(Requirements) Return the complete listing that follows, with each line reproduced exactly.

□ □ □ □ □ □ □

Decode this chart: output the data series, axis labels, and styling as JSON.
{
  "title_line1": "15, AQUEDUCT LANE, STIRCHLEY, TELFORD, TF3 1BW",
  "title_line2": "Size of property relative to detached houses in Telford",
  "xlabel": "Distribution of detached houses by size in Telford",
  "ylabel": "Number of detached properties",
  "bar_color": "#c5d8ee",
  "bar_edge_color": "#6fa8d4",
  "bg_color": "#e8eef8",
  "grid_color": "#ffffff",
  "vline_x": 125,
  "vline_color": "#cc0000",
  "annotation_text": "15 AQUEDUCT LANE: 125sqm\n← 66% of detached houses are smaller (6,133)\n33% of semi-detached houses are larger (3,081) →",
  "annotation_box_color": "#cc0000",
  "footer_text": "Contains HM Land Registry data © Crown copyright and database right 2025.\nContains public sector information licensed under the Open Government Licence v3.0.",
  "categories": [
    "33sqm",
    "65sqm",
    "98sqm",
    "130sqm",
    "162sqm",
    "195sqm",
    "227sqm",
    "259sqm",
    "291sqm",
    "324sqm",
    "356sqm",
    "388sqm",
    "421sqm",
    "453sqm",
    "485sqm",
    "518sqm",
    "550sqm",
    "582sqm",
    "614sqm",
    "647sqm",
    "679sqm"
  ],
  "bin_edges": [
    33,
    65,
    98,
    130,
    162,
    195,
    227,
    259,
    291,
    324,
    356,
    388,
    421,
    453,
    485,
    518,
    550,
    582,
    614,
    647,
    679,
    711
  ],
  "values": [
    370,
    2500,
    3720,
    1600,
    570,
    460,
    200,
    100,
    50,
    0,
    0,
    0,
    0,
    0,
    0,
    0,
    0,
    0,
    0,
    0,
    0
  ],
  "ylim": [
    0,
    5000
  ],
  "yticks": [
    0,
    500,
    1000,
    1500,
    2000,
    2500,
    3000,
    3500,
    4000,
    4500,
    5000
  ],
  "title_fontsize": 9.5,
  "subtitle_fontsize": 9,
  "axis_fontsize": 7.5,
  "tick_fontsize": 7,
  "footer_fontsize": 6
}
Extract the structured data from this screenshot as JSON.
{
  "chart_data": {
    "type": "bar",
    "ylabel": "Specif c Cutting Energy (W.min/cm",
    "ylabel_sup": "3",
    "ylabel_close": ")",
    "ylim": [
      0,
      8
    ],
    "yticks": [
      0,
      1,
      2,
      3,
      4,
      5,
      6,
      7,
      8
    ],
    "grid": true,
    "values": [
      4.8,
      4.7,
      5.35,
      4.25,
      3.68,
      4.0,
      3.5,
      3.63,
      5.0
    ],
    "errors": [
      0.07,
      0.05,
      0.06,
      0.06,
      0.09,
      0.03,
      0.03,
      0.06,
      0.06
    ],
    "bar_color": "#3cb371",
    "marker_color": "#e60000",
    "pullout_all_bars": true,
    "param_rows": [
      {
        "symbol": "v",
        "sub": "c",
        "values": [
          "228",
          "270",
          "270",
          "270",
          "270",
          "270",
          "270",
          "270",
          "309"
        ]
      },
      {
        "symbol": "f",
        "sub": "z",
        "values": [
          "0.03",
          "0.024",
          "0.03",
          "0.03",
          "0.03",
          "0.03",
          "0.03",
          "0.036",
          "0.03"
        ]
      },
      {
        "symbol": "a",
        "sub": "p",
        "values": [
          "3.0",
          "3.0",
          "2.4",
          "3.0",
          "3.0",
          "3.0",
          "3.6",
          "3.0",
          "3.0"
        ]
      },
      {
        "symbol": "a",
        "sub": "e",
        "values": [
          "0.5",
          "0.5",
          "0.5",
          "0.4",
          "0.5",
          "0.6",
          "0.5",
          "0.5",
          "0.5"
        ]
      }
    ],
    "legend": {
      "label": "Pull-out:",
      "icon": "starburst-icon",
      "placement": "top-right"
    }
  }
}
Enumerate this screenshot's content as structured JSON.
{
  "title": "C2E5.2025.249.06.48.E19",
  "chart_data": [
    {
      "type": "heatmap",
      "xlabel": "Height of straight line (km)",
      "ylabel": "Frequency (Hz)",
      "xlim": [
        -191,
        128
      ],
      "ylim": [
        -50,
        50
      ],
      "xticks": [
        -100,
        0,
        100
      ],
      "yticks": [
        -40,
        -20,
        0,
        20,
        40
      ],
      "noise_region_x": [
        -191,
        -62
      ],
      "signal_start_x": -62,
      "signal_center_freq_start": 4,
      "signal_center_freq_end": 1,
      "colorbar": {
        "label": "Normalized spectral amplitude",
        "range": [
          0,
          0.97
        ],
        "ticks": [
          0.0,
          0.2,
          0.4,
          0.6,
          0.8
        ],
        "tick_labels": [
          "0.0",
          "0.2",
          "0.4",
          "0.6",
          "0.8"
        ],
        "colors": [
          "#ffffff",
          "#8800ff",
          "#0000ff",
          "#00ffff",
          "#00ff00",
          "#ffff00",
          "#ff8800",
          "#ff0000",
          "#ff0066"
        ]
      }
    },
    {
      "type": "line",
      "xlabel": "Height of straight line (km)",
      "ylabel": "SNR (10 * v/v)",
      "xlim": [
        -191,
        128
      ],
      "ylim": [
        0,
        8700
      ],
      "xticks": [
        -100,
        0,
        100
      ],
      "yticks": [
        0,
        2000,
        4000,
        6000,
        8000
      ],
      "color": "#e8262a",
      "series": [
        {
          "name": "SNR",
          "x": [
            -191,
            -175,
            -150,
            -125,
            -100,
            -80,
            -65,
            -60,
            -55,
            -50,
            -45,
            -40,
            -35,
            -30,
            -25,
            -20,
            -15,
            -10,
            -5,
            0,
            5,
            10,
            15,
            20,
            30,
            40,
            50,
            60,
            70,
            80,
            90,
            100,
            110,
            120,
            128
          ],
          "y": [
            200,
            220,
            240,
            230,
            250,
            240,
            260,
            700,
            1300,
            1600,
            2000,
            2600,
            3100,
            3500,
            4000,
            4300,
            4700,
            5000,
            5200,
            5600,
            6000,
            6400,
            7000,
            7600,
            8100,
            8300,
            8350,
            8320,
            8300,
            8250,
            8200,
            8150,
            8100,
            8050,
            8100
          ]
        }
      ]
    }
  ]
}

□ □ □ □ □ □ □

(Reply)
Decode this chart: output the data series, axis labels, and styling as JSON.
{
  "title_line1": "15, AQUEDUCT LANE, STIRCHLEY, TELFORD, TF3 1BW",
  "title_line2": "Size of property relative to detached houses in Telford",
  "xlabel": "Distribution of detached houses by size in Telford",
  "ylabel": "Number of detached properties",
  "bar_color": "#c5d8ee",
  "bar_edge_color": "#6fa8d4",
  "bg_color": "#e8eef8",
  "grid_color": "#ffffff",
  "vline_x": 125,
  "vline_color": "#cc0000",
  "annotation_text": "15 AQUEDUCT LANE: 125sqm\n← 66% of detached houses are smaller (6,133)\n33% of semi-detached houses are larger (3,081) →",
  "annotation_box_color": "#cc0000",
  "footer_text": "Contains HM Land Registry data © Crown copyright and database right 2025.\nContains public sector information licensed under the Open Government Licence v3.0.",
  "categories": [
    "33sqm",
    "65sqm",
    "98sqm",
    "130sqm",
    "162sqm",
    "195sqm",
    "227sqm",
    "259sqm",
    "291sqm",
    "324sqm",
    "356sqm",
    "388sqm",
    "421sqm",
    "453sqm",
    "485sqm",
    "518sqm",
    "550sqm",
    "582sqm",
    "614sqm",
    "647sqm",
    "679sqm"
  ],
  "bin_edges": [
    33,
    65,
    98,
    130,
    162,
    195,
    227,
    259,
    291,
    324,
    356,
    388,
    421,
    453,
    485,
    518,
    550,
    582,
    614,
    647,
    679,
    711
  ],
  "values": [
    370,
    2500,
    3720,
    1600,
    570,
    460,
    200,
    100,
    50,
    0,
    0,
    0,
    0,
    0,
    0,
    0,
    0,
    0,
    0,
    0,
    0
  ],
  "ylim": [
    0,
    5000
  ],
  "yticks": [
    0,
    500,
    1000,
    1500,
    2000,
    2500,
    3000,
    3500,
    4000,
    4500,
    5000
  ],
  "title_fontsize": 9.5,
  "subtitle_fontsize": 9,
  "axis_fontsize": 7.5,
  "tick_fontsize": 7,
  "footer_fontsize": 6
}
Extract the structured data from this screenshot as JSON.
{
  "chart_data": {
    "type": "bar",
    "ylabel": "Specif c Cutting Energy (W.min/cm",
    "ylabel_sup": "3",
    "ylabel_close": ")",
    "ylim": [
      0,
      8
    ],
    "yticks": [
      0,
      1,
      2,
      3,
      4,
      5,
      6,
      7,
      8
    ],
    "grid": true,
    "values": [
      4.8,
      4.7,
      5.35,
      4.25,
      3.68,
      4.0,
      3.5,
      3.63,
      5.0
    ],
    "errors": [
      0.07,
      0.05,
      0.06,
      0.06,
      0.09,
      0.03,
      0.03,
      0.06,
      0.06
    ],
    "bar_color": "#3cb371",
    "marker_color": "#e60000",
    "pullout_all_bars": true,
    "param_rows": [
      {
        "symbol": "v",
        "sub": "c",
        "values": [
          "228",
          "270",
          "270",
          "270",
          "270",
          "270",
          "270",
          "270",
          "309"
        ]
      },
      {
        "symbol": "f",
        "sub": "z",
        "values": [
          "0.03",
          "0.024",
          "0.03",
          "0.03",
          "0.03",
          "0.03",
          "0.03",
          "0.036",
          "0.03"
        ]
      },
      {
        "symbol": "a",
        "sub": "p",
        "values": [
          "3.0",
          "3.0",
          "2.4",
          "3.0",
          "3.0",
          "3.0",
          "3.6",
          "3.0",
          "3.0"
        ]
      },
      {
        "symbol": "a",
        "sub": "e",
        "values": [
          "0.5",
          "0.5",
          "0.5",
          "0.4",
          "0.5",
          "0.6",
          "0.5",
          "0.5",
          "0.5"
        ]
      }
    ],
    "legend": {
      "label": "Pull-out:",
      "icon": "starburst-icon",
      "placement": "top-right"
    }
  }
}
Enumerate this screenshot's content as structured JSON.
{
  "title": "C2E5.2025.249.06.48.E19",
  "chart_data": [
    {
      "type": "heatmap",
      "xlabel": "Height of straight line (km)",
      "ylabel": "Frequency (Hz)",
      "xlim": [
        -191,
        128
      ],
      "ylim": [
        -50,
        50
      ],
      "xticks": [
        -100,
        0,
        100
      ],
      "yticks": [
        -40,
        -20,
        0,
        20,
        40
      ],
      "noise_region_x": [
        -191,
        -62
      ],
      "signal_start_x": -62,
      "signal_center_freq_start": 4,
      "signal_center_freq_end": 1,
      "colorbar": {
        "label": "Normalized spectral amplitude",
        "range": [
          0,
          0.97
        ],
        "ticks": [
          0.0,
          0.2,
          0.4,
          0.6,
          0.8
        ],
        "tick_labels": [
          "0.0",
          "0.2",
          "0.4",
          "0.6",
          "0.8"
        ],
        "colors": [
          "#ffffff",
          "#8800ff",
          "#0000ff",
          "#00ffff",
          "#00ff00",
          "#ffff00",
          "#ff8800",
          "#ff0000",
          "#ff0066"
        ]
      }
    },
    {
      "type": "line",
      "xlabel": "Height of straight line (km)",
      "ylabel": "SNR (10 * v/v)",
      "xlim": [
        -191,
        128
      ],
      "ylim": [
        0,
        8700
      ],
      "xticks": [
        -100,
        0,
        100
      ],
      "yticks": [
        0,
        2000,
        4000,
        6000,
        8000
      ],
      "color": "#e8262a",
      "series": [
        {
          "name": "SNR",
          "x": [
            -191,
            -175,
            -150,
            -125,
            -100,
            -80,
            -65,
            -60,
            -55,
            -50,
            -45,
            -40,
            -35,
            -30,
            -25,
            -20,
            -15,
            -10,
            -5,
            0,
            5,
            10,
            15,
            20,
            30,
            40,
            50,
            60,
            70,
            80,
            90,
            100,
            110,
            120,
            128
          ],
          "y": [
            200,
            220,
            240,
            230,
            250,
            240,
            260,
            700,
            1300,
            1600,
            2000,
            2600,
            3100,
            3500,
            4000,
            4300,
            4700,
            5000,
            5200,
            5600,
            6000,
            6400,
            7000,
            7600,
            8100,
            8300,
            8350,
            8320,
            8300,
            8250,
            8200,
            8150,
            8100,
            8050,
            8100
          ]
        }
      ]
    }
  ]
}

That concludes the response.